INSTRUCTIONS TO FOLLOW. Locate each line containing the string "thắng" and copy it out.

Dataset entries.
____________
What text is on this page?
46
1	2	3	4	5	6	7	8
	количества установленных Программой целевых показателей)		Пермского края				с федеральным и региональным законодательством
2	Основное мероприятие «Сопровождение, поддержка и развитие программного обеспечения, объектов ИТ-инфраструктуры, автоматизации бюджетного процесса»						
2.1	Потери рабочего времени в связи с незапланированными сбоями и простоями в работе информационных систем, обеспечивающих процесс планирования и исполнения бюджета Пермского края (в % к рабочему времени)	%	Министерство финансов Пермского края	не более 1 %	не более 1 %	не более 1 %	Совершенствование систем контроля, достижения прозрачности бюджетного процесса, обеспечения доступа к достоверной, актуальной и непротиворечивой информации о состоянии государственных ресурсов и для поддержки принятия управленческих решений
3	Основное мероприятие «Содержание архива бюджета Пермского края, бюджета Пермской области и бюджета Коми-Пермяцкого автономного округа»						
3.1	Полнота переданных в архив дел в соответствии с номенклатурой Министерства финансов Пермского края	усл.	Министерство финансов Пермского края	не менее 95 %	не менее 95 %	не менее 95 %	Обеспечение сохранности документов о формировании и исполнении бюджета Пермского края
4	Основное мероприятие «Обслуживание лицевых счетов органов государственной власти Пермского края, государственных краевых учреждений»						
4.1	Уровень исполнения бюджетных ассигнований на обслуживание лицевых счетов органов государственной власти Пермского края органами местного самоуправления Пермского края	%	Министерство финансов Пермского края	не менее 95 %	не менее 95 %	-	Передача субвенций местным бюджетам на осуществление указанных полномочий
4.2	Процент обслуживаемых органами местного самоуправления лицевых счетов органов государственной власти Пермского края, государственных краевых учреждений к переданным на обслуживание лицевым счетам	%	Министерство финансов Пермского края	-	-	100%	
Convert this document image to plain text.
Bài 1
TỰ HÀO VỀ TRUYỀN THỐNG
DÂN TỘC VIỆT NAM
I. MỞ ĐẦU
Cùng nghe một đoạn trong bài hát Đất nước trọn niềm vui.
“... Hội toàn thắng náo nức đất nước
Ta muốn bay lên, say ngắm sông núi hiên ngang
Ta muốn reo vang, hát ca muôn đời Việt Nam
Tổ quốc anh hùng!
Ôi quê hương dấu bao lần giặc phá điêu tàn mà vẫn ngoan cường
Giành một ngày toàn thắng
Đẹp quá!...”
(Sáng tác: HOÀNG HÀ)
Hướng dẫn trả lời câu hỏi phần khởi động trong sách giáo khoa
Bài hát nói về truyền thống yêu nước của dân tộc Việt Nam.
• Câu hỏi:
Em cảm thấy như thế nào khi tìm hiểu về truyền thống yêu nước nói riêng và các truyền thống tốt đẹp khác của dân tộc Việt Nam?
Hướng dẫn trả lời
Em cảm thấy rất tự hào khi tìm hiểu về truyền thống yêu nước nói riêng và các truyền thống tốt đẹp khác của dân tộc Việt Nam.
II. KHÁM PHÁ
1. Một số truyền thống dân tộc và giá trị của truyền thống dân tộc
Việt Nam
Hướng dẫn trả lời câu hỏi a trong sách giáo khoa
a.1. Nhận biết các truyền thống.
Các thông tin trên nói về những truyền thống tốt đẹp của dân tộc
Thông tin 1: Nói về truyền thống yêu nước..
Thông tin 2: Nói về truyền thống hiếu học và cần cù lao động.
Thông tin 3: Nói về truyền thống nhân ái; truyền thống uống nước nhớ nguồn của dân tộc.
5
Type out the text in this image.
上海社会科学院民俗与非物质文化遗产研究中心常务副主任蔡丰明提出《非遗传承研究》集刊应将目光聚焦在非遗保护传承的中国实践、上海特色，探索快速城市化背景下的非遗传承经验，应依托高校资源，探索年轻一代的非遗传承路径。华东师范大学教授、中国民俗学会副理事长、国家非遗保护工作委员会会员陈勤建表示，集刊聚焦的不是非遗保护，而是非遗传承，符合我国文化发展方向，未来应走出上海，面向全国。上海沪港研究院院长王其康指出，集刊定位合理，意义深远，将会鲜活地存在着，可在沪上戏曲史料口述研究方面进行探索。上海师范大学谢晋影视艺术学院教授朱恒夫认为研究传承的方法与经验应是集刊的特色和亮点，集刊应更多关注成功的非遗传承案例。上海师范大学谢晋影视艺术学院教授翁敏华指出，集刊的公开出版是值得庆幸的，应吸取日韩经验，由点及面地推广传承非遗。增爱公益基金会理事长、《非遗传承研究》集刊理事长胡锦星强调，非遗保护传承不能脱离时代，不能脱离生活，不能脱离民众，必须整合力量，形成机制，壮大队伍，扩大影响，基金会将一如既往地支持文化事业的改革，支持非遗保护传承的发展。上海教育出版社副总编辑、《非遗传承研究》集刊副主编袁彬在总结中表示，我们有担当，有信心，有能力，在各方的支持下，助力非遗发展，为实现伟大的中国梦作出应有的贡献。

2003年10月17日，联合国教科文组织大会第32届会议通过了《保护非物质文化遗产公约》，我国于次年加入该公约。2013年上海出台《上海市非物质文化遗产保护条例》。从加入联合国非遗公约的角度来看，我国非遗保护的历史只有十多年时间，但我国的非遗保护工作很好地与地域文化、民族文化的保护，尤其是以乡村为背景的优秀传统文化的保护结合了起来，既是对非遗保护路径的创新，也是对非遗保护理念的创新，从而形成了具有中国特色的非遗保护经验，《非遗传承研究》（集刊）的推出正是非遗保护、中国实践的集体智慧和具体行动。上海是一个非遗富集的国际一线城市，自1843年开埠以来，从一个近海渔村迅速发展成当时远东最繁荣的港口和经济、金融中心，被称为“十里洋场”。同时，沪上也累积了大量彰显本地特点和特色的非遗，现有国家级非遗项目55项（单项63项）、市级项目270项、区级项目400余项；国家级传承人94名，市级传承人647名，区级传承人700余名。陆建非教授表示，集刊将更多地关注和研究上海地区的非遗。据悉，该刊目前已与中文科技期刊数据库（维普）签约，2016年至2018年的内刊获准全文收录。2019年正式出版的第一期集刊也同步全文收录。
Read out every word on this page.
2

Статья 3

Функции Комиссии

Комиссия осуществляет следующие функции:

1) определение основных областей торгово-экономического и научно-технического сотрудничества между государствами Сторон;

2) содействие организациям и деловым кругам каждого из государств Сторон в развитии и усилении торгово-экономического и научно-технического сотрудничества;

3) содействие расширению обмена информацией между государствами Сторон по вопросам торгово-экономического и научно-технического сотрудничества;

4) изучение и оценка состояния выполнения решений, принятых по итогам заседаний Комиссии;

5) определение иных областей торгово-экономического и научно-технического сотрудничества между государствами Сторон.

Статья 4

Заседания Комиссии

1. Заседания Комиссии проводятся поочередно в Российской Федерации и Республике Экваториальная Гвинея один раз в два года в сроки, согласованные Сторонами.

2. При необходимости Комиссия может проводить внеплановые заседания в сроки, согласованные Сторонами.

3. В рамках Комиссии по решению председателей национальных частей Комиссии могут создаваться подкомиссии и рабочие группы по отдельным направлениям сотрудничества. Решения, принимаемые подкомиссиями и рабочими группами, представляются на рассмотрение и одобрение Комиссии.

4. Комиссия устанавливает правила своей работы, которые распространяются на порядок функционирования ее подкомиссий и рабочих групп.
____________
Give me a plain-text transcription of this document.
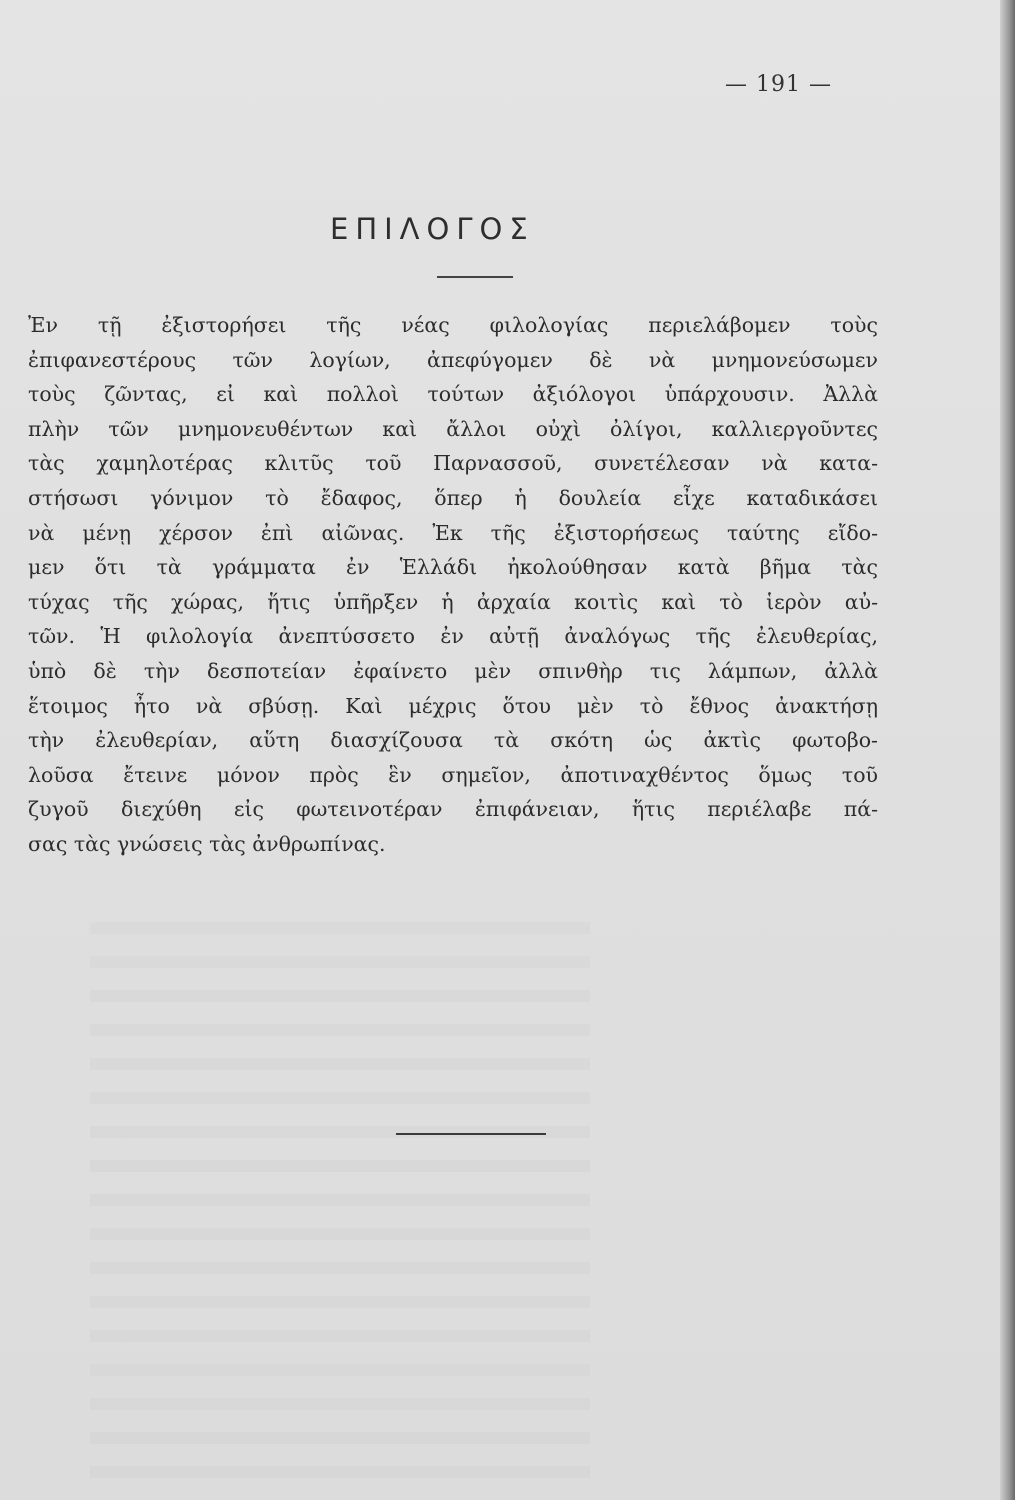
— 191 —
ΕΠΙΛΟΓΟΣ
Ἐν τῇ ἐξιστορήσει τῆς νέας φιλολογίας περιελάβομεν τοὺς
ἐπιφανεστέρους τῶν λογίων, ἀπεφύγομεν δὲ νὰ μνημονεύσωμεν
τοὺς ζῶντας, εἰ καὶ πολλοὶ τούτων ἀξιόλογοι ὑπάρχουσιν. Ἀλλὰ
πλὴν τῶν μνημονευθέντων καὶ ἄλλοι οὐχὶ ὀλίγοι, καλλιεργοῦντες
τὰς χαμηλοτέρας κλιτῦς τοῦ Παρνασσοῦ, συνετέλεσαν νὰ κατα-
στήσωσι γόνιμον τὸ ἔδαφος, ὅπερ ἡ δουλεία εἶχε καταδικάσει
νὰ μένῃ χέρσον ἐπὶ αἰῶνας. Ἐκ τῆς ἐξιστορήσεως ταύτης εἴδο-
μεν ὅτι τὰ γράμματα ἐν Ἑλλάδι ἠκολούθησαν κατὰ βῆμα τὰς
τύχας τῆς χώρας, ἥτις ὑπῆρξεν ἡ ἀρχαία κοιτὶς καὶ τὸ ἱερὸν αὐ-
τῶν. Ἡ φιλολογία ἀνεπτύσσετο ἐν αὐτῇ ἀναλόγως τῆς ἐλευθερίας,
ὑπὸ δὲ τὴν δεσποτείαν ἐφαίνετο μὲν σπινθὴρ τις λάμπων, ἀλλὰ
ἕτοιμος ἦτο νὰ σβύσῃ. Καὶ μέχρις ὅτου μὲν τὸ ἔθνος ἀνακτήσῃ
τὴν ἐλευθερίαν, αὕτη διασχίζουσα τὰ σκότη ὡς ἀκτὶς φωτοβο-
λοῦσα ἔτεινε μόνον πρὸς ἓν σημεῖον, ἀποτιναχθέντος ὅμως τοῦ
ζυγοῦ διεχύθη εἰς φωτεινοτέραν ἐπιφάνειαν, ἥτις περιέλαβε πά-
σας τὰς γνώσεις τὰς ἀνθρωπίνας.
____________
RESULT.
“... Hội toàn thắng náo nức đất nước
Giành một ngày toàn thắng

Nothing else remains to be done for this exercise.